[Labeled area entries]
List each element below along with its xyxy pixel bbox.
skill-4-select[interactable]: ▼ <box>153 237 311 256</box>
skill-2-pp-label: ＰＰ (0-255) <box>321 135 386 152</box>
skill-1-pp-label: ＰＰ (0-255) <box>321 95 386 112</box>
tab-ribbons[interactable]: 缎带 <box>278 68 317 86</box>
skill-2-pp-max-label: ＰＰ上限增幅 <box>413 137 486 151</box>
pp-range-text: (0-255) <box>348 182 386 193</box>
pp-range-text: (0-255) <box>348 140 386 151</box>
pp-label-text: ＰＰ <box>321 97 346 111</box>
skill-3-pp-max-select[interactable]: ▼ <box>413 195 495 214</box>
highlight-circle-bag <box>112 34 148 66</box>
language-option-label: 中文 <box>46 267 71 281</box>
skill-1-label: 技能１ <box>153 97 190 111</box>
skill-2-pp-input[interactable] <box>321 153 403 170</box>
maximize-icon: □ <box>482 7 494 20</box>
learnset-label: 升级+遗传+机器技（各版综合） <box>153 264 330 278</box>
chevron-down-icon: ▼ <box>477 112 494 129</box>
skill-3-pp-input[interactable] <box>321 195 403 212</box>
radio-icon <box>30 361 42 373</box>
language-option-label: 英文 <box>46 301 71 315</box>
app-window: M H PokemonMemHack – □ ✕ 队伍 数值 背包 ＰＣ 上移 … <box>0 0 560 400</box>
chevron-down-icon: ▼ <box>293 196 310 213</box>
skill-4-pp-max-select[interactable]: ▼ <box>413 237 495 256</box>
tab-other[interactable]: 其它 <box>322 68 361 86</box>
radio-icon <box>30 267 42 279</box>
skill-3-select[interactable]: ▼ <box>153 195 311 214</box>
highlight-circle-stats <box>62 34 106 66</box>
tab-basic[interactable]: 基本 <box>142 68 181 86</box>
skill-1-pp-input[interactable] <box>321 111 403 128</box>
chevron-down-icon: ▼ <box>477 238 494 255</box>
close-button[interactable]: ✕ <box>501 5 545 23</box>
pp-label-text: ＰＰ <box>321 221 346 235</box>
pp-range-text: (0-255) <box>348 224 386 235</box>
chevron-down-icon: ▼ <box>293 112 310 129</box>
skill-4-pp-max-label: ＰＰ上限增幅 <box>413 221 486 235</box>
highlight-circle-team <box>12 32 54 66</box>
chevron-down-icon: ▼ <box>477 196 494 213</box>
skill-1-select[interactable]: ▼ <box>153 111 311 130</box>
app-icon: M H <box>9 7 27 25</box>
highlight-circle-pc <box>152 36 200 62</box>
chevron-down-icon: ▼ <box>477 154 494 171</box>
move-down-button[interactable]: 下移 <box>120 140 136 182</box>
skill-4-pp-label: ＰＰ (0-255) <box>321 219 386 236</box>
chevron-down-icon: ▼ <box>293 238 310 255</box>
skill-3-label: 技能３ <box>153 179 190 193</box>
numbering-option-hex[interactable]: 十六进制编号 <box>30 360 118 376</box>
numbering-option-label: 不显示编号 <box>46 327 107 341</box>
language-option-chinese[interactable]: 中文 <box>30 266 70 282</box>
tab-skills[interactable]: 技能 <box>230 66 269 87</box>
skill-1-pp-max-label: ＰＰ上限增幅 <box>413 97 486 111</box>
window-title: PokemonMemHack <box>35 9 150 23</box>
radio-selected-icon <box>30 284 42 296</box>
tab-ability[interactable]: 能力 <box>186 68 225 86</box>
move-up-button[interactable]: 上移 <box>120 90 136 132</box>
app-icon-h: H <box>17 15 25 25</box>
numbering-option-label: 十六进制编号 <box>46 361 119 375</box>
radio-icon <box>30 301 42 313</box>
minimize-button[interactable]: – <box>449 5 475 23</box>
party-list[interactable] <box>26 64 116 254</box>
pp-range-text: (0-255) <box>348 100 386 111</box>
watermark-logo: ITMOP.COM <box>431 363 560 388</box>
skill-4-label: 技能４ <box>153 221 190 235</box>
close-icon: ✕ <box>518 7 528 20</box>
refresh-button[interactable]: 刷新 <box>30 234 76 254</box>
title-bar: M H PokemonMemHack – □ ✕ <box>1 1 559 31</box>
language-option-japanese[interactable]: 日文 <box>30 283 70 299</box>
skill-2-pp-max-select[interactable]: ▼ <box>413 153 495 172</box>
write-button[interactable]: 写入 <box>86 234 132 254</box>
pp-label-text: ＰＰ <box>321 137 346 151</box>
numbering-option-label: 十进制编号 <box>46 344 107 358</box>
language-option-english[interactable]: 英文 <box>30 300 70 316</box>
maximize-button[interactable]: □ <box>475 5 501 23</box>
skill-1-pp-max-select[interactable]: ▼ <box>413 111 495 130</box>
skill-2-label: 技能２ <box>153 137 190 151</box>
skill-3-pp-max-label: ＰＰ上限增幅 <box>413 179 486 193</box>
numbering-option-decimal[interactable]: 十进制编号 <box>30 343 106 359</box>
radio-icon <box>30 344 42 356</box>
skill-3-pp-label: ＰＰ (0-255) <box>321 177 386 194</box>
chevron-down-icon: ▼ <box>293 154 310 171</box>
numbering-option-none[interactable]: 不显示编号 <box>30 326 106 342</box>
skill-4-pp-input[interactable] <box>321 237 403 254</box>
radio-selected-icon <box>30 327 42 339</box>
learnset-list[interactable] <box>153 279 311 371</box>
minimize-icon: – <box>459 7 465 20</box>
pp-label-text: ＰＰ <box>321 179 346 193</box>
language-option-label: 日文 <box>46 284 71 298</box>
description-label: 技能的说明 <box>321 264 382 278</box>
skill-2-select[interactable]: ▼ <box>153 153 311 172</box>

**STATED EXERCISE**
Update the lines above by putting "dropdown-arrow-icon" wherever "chevron-down-icon" appears, leaving everything else unchanged.

**FULL ANSWER**
List each element below along with its xyxy pixel bbox.
skill-4-select[interactable]: ▼ <box>153 237 311 256</box>
skill-2-pp-label: ＰＰ (0-255) <box>321 135 386 152</box>
skill-1-pp-label: ＰＰ (0-255) <box>321 95 386 112</box>
tab-ribbons[interactable]: 缎带 <box>278 68 317 86</box>
skill-2-pp-max-label: ＰＰ上限增幅 <box>413 137 486 151</box>
pp-range-text: (0-255) <box>348 182 386 193</box>
pp-range-text: (0-255) <box>348 140 386 151</box>
pp-label-text: ＰＰ <box>321 97 346 111</box>
skill-3-pp-max-select[interactable]: ▼ <box>413 195 495 214</box>
highlight-circle-bag <box>112 34 148 66</box>
language-option-label: 中文 <box>46 267 71 281</box>
skill-1-label: 技能１ <box>153 97 190 111</box>
skill-2-pp-input[interactable] <box>321 153 403 170</box>
maximize-icon: □ <box>482 7 494 20</box>
learnset-label: 升级+遗传+机器技（各版综合） <box>153 264 330 278</box>
dropdown-arrow-icon: ▼ <box>477 112 494 129</box>
skill-3-pp-input[interactable] <box>321 195 403 212</box>
radio-icon <box>30 361 42 373</box>
language-option-label: 英文 <box>46 301 71 315</box>
app-window: M H PokemonMemHack – □ ✕ 队伍 数值 背包 ＰＣ 上移 … <box>0 0 560 400</box>
dropdown-arrow-icon: ▼ <box>293 196 310 213</box>
skill-4-pp-max-select[interactable]: ▼ <box>413 237 495 256</box>
tab-other[interactable]: 其它 <box>322 68 361 86</box>
radio-icon <box>30 267 42 279</box>
skill-3-select[interactable]: ▼ <box>153 195 311 214</box>
highlight-circle-stats <box>62 34 106 66</box>
tab-basic[interactable]: 基本 <box>142 68 181 86</box>
skill-1-pp-input[interactable] <box>321 111 403 128</box>
dropdown-arrow-icon: ▼ <box>477 238 494 255</box>
close-button[interactable]: ✕ <box>501 5 545 23</box>
pp-label-text: ＰＰ <box>321 221 346 235</box>
pp-range-text: (0-255) <box>348 224 386 235</box>
dropdown-arrow-icon: ▼ <box>293 112 310 129</box>
skill-4-pp-max-label: ＰＰ上限增幅 <box>413 221 486 235</box>
highlight-circle-team <box>12 32 54 66</box>
dropdown-arrow-icon: ▼ <box>477 196 494 213</box>
skill-1-select[interactable]: ▼ <box>153 111 311 130</box>
app-icon: M H <box>9 7 27 25</box>
highlight-circle-pc <box>152 36 200 62</box>
dropdown-arrow-icon: ▼ <box>477 154 494 171</box>
move-down-button[interactable]: 下移 <box>120 140 136 182</box>
skill-4-pp-label: ＰＰ (0-255) <box>321 219 386 236</box>
dropdown-arrow-icon: ▼ <box>293 238 310 255</box>
skill-3-label: 技能３ <box>153 179 190 193</box>
numbering-option-hex[interactable]: 十六进制编号 <box>30 360 118 376</box>
numbering-option-label: 不显示编号 <box>46 327 107 341</box>
language-option-chinese[interactable]: 中文 <box>30 266 70 282</box>
tab-skills[interactable]: 技能 <box>230 66 269 87</box>
skill-1-pp-max-label: ＰＰ上限增幅 <box>413 97 486 111</box>
window-title: PokemonMemHack <box>35 9 150 23</box>
radio-selected-icon <box>30 284 42 296</box>
tab-ability[interactable]: 能力 <box>186 68 225 86</box>
move-up-button[interactable]: 上移 <box>120 90 136 132</box>
app-icon-h: H <box>17 15 25 25</box>
numbering-option-label: 十六进制编号 <box>46 361 119 375</box>
radio-icon <box>30 301 42 313</box>
minimize-button[interactable]: – <box>449 5 475 23</box>
party-list[interactable] <box>26 64 116 254</box>
pp-range-text: (0-255) <box>348 100 386 111</box>
watermark-logo: ITMOP.COM <box>431 363 560 388</box>
skill-4-label: 技能４ <box>153 221 190 235</box>
close-icon: ✕ <box>518 7 528 20</box>
refresh-button[interactable]: 刷新 <box>30 234 76 254</box>
title-bar: M H PokemonMemHack – □ ✕ <box>1 1 559 31</box>
language-option-japanese[interactable]: 日文 <box>30 283 70 299</box>
skill-2-pp-max-select[interactable]: ▼ <box>413 153 495 172</box>
write-button[interactable]: 写入 <box>86 234 132 254</box>
pp-label-text: ＰＰ <box>321 137 346 151</box>
numbering-option-label: 十进制编号 <box>46 344 107 358</box>
language-option-english[interactable]: 英文 <box>30 300 70 316</box>
maximize-button[interactable]: □ <box>475 5 501 23</box>
skill-1-pp-max-select[interactable]: ▼ <box>413 111 495 130</box>
skill-2-label: 技能２ <box>153 137 190 151</box>
skill-3-pp-max-label: ＰＰ上限增幅 <box>413 179 486 193</box>
numbering-option-decimal[interactable]: 十进制编号 <box>30 343 106 359</box>
radio-icon <box>30 344 42 356</box>
skill-3-pp-label: ＰＰ (0-255) <box>321 177 386 194</box>
dropdown-arrow-icon: ▼ <box>293 154 310 171</box>
numbering-option-none[interactable]: 不显示编号 <box>30 326 106 342</box>
skill-4-pp-input[interactable] <box>321 237 403 254</box>
radio-selected-icon <box>30 327 42 339</box>
learnset-list[interactable] <box>153 279 311 371</box>
minimize-icon: – <box>459 7 465 20</box>
pp-label-text: ＰＰ <box>321 179 346 193</box>
language-option-label: 日文 <box>46 284 71 298</box>
description-label: 技能的说明 <box>321 264 382 278</box>
skill-2-select[interactable]: ▼ <box>153 153 311 172</box>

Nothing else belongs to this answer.